### What is asked
Copy all the material below, exactly as it stands.

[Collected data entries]
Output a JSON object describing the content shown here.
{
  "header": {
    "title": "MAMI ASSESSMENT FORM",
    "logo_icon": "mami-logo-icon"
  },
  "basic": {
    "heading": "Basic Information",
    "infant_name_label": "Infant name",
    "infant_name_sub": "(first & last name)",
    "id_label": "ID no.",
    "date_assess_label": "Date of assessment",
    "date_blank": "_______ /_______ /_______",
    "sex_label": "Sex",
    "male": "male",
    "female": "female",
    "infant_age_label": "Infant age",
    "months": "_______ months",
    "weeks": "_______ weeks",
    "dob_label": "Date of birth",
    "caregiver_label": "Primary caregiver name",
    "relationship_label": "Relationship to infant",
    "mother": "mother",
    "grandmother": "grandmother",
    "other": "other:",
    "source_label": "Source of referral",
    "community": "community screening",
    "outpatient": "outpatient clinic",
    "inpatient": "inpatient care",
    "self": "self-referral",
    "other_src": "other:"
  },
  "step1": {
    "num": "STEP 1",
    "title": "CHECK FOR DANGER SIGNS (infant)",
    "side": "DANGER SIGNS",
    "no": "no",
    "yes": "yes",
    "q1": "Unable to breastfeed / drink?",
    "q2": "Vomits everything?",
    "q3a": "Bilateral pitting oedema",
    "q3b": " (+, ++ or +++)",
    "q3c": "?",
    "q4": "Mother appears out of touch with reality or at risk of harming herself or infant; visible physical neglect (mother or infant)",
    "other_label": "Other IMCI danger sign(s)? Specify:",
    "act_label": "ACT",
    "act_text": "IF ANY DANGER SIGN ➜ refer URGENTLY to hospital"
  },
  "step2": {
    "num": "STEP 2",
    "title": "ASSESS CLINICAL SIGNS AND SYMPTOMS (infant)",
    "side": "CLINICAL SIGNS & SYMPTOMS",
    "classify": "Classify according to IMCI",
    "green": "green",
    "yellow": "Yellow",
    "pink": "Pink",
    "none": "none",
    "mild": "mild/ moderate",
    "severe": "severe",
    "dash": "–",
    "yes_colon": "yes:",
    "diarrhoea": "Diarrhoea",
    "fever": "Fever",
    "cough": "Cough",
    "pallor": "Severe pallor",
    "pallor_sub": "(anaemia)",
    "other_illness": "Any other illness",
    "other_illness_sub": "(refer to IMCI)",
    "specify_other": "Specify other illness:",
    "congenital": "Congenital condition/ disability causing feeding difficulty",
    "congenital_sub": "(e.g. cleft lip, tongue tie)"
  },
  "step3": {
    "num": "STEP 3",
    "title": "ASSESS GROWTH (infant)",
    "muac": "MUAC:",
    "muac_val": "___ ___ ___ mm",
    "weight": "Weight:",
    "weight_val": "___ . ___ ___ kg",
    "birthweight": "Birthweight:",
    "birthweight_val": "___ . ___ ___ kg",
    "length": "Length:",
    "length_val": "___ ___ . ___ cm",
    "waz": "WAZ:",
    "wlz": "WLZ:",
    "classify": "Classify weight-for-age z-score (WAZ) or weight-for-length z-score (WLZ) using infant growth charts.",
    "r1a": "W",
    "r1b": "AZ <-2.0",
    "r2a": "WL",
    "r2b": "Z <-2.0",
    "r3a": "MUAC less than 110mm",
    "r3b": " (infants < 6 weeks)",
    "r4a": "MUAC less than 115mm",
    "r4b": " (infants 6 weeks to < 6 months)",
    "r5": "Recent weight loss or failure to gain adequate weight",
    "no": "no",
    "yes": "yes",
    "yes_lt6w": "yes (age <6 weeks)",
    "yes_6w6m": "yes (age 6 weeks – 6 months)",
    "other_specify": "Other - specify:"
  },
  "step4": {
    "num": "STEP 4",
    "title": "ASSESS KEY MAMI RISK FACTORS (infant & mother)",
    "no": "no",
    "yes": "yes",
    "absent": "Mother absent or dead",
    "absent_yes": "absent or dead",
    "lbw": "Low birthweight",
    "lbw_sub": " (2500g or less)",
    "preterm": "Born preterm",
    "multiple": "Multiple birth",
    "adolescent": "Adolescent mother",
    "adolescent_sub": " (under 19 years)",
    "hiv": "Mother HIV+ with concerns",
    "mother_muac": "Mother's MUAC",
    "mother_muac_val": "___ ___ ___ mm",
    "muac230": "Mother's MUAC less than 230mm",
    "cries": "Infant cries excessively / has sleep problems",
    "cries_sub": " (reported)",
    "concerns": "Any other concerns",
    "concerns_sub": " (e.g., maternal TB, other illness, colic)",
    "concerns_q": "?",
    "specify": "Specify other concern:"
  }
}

### Response to the task
Output a JSON object describing the content shown here.
{
  "header": {
    "title": "MAMI ASSESSMENT FORM",
    "logo_icon": "mami-logo-icon"
  },
  "basic": {
    "heading": "Basic Information",
    "infant_name_label": "Infant name",
    "infant_name_sub": "(first & last name)",
    "id_label": "ID no.",
    "date_assess_label": "Date of assessment",
    "date_blank": "_______ /_______ /_______",
    "sex_label": "Sex",
    "male": "male",
    "female": "female",
    "infant_age_label": "Infant age",
    "months": "_______ months",
    "weeks": "_______ weeks",
    "dob_label": "Date of birth",
    "caregiver_label": "Primary caregiver name",
    "relationship_label": "Relationship to infant",
    "mother": "mother",
    "grandmother": "grandmother",
    "other": "other:",
    "source_label": "Source of referral",
    "community": "community screening",
    "outpatient": "outpatient clinic",
    "inpatient": "inpatient care",
    "self": "self-referral",
    "other_src": "other:"
  },
  "step1": {
    "num": "STEP 1",
    "title": "CHECK FOR DANGER SIGNS (infant)",
    "side": "DANGER SIGNS",
    "no": "no",
    "yes": "yes",
    "q1": "Unable to breastfeed / drink?",
    "q2": "Vomits everything?",
    "q3a": "Bilateral pitting oedema",
    "q3b": " (+, ++ or +++)",
    "q3c": "?",
    "q4": "Mother appears out of touch with reality or at risk of harming herself or infant; visible physical neglect (mother or infant)",
    "other_label": "Other IMCI danger sign(s)? Specify:",
    "act_label": "ACT",
    "act_text": "IF ANY DANGER SIGN ➜ refer URGENTLY to hospital"
  },
  "step2": {
    "num": "STEP 2",
    "title": "ASSESS CLINICAL SIGNS AND SYMPTOMS (infant)",
    "side": "CLINICAL SIGNS & SYMPTOMS",
    "classify": "Classify according to IMCI",
    "green": "green",
    "yellow": "Yellow",
    "pink": "Pink",
    "none": "none",
    "mild": "mild/ moderate",
    "severe": "severe",
    "dash": "–",
    "yes_colon": "yes:",
    "diarrhoea": "Diarrhoea",
    "fever": "Fever",
    "cough": "Cough",
    "pallor": "Severe pallor",
    "pallor_sub": "(anaemia)",
    "other_illness": "Any other illness",
    "other_illness_sub": "(refer to IMCI)",
    "specify_other": "Specify other illness:",
    "congenital": "Congenital condition/ disability causing feeding difficulty",
    "congenital_sub": "(e.g. cleft lip, tongue tie)"
  },
  "step3": {
    "num": "STEP 3",
    "title": "ASSESS GROWTH (infant)",
    "muac": "MUAC:",
    "muac_val": "___ ___ ___ mm",
    "weight": "Weight:",
    "weight_val": "___ . ___ ___ kg",
    "birthweight": "Birthweight:",
    "birthweight_val": "___ . ___ ___ kg",
    "length": "Length:",
    "length_val": "___ ___ . ___ cm",
    "waz": "WAZ:",
    "wlz": "WLZ:",
    "classify": "Classify weight-for-age z-score (WAZ) or weight-for-length z-score (WLZ) using infant growth charts.",
    "r1a": "W",
    "r1b": "AZ <-2.0",
    "r2a": "WL",
    "r2b": "Z <-2.0",
    "r3a": "MUAC less than 110mm",
    "r3b": " (infants < 6 weeks)",
    "r4a": "MUAC less than 115mm",
    "r4b": " (infants 6 weeks to < 6 months)",
    "r5": "Recent weight loss or failure to gain adequate weight",
    "no": "no",
    "yes": "yes",
    "yes_lt6w": "yes (age <6 weeks)",
    "yes_6w6m": "yes (age 6 weeks – 6 months)",
    "other_specify": "Other - specify:"
  },
  "step4": {
    "num": "STEP 4",
    "title": "ASSESS KEY MAMI RISK FACTORS (infant & mother)",
    "no": "no",
    "yes": "yes",
    "absent": "Mother absent or dead",
    "absent_yes": "absent or dead",
    "lbw": "Low birthweight",
    "lbw_sub": " (2500g or less)",
    "preterm": "Born preterm",
    "multiple": "Multiple birth",
    "adolescent": "Adolescent mother",
    "adolescent_sub": " (under 19 years)",
    "hiv": "Mother HIV+ with concerns",
    "mother_muac": "Mother's MUAC",
    "mother_muac_val": "___ ___ ___ mm",
    "muac230": "Mother's MUAC less than 230mm",
    "cries": "Infant cries excessively / has sleep problems",
    "cries_sub": " (reported)",
    "concerns": "Any other concerns",
    "concerns_sub": " (e.g., maternal TB, other illness, colic)",
    "concerns_q": "?",
    "specify": "Specify other concern:"
  }
}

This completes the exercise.